**What to do:**
From the listing below, copy every line with the word "Drive".
======== Provided data ========
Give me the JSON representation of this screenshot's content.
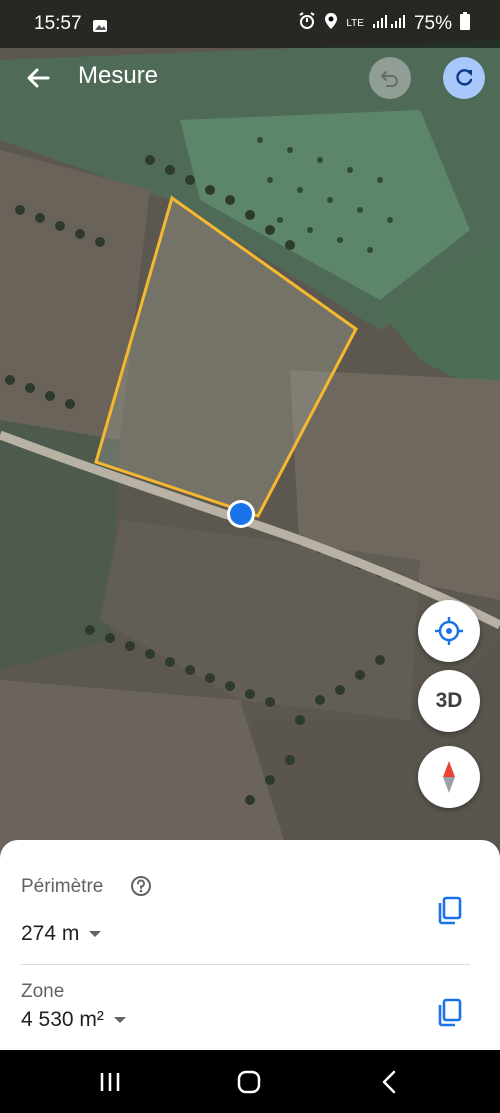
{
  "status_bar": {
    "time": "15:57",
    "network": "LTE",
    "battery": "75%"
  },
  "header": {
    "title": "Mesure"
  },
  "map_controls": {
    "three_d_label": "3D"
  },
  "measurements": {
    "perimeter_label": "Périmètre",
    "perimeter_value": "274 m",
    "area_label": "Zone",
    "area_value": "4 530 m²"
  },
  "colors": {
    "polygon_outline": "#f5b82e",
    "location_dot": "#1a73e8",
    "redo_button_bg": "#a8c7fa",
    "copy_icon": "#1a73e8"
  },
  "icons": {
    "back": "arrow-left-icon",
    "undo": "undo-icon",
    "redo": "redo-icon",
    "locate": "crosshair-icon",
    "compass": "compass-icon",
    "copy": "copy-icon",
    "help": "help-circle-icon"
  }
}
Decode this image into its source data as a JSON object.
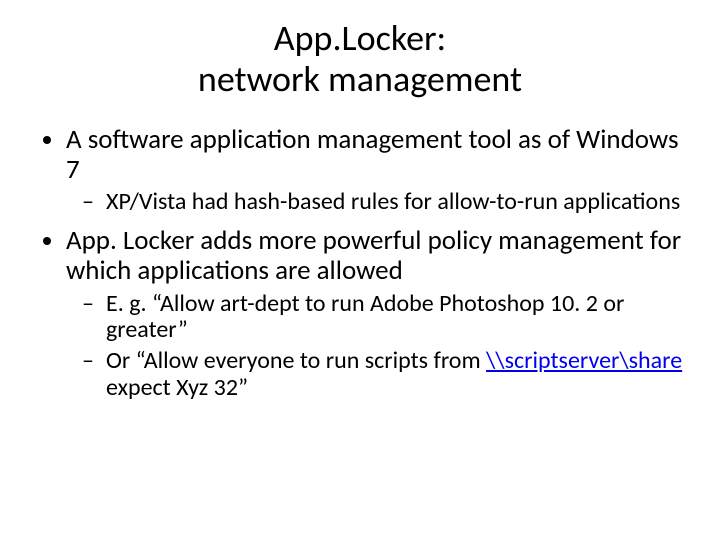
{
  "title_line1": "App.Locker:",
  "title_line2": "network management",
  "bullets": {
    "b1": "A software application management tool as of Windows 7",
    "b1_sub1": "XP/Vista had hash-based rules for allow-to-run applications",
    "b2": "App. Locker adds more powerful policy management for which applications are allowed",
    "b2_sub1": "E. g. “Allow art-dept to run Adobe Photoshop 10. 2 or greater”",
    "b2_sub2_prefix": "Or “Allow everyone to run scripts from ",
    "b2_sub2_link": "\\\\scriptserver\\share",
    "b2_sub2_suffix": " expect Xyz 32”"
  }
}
========
======== Provided data ========
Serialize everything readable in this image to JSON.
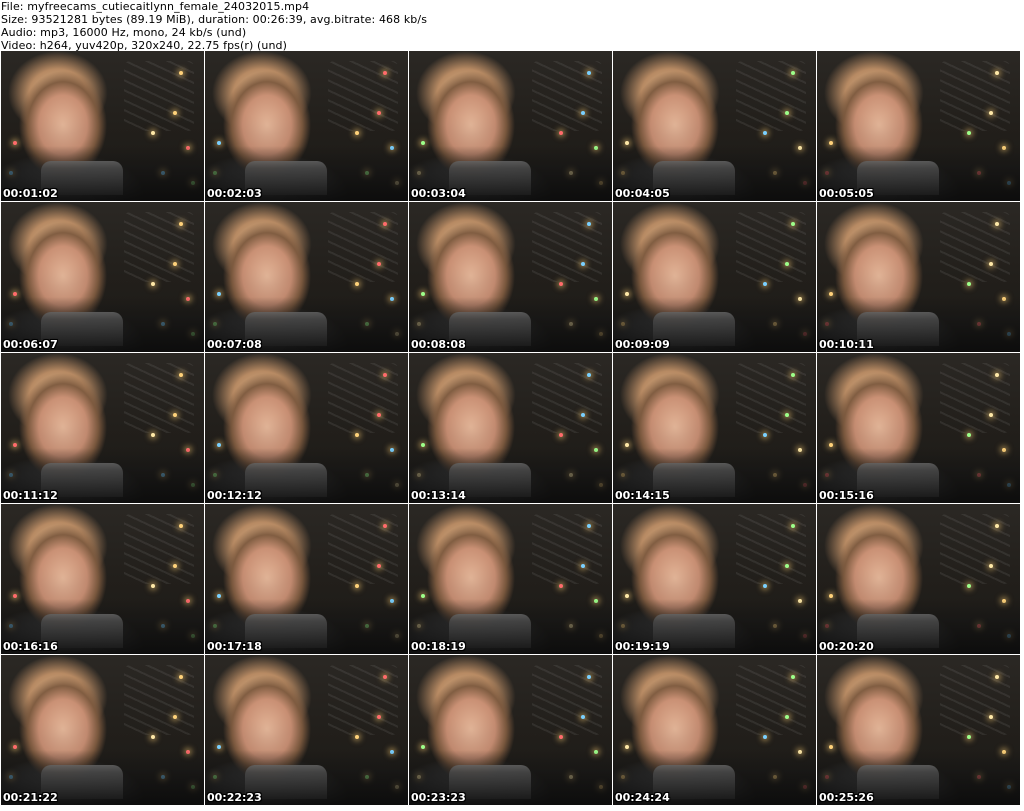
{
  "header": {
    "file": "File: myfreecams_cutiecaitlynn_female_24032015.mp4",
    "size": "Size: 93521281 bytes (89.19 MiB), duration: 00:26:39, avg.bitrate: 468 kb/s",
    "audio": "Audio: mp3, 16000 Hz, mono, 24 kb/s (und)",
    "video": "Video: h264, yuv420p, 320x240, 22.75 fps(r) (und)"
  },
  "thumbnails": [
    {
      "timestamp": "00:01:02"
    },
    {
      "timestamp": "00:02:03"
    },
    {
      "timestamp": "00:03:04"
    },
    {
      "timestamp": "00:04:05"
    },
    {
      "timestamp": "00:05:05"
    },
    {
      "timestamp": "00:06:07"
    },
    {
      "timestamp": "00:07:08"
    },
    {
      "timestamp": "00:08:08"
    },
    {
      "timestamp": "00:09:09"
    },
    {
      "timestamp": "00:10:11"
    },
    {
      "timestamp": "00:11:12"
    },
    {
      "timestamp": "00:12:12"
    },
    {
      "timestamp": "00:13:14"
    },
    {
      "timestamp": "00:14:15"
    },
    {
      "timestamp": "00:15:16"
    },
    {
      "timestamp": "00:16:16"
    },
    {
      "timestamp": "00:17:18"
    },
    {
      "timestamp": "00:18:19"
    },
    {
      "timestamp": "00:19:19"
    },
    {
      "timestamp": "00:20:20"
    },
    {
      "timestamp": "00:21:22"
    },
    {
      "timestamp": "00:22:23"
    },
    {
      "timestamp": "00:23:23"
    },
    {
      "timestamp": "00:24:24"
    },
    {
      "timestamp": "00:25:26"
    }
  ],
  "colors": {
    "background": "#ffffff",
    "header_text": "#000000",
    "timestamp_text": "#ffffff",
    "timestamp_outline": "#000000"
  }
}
========
======== Provided data ========
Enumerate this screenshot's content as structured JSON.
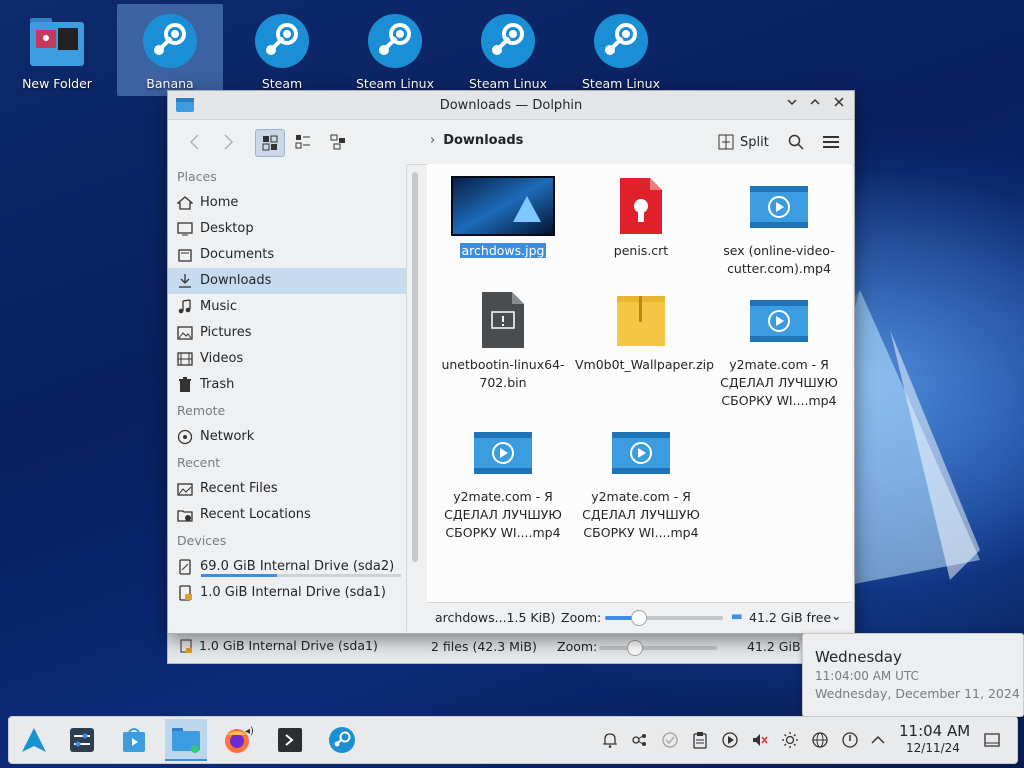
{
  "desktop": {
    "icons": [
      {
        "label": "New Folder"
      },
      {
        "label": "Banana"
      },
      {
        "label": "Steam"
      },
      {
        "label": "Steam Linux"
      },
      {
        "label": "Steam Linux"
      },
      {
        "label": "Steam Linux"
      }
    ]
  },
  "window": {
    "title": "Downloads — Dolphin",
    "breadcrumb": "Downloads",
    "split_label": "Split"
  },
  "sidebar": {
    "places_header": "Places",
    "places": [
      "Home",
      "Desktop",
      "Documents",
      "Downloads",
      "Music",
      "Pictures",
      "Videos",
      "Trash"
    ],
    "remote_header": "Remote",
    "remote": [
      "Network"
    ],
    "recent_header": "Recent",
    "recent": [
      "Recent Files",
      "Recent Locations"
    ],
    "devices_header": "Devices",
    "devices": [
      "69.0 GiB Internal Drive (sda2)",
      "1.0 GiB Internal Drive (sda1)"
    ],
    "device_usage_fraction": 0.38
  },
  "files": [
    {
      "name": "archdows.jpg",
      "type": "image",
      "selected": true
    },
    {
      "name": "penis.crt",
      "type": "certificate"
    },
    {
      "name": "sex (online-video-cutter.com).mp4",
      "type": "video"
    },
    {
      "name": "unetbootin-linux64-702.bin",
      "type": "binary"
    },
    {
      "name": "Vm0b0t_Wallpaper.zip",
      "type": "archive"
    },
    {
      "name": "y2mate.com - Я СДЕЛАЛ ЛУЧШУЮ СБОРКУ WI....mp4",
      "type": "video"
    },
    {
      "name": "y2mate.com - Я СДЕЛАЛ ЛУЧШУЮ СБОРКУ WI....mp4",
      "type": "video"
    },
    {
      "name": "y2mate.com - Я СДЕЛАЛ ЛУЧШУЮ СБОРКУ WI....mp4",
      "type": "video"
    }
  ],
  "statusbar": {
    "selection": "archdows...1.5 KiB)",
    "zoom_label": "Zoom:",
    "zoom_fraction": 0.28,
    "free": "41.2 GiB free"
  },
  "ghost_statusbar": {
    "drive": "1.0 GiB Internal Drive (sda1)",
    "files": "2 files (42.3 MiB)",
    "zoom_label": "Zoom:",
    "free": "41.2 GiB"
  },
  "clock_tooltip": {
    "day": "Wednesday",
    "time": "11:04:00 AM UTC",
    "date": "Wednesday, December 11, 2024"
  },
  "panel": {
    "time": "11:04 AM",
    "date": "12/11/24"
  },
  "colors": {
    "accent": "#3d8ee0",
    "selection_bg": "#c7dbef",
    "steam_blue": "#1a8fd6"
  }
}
========
**Exercise solution:**
      "69.0 GiB Internal Drive (sda2)",
      "1.0 GiB Internal Drive (sda1)"
    "drive": "1.0 GiB Internal Drive (sda1)",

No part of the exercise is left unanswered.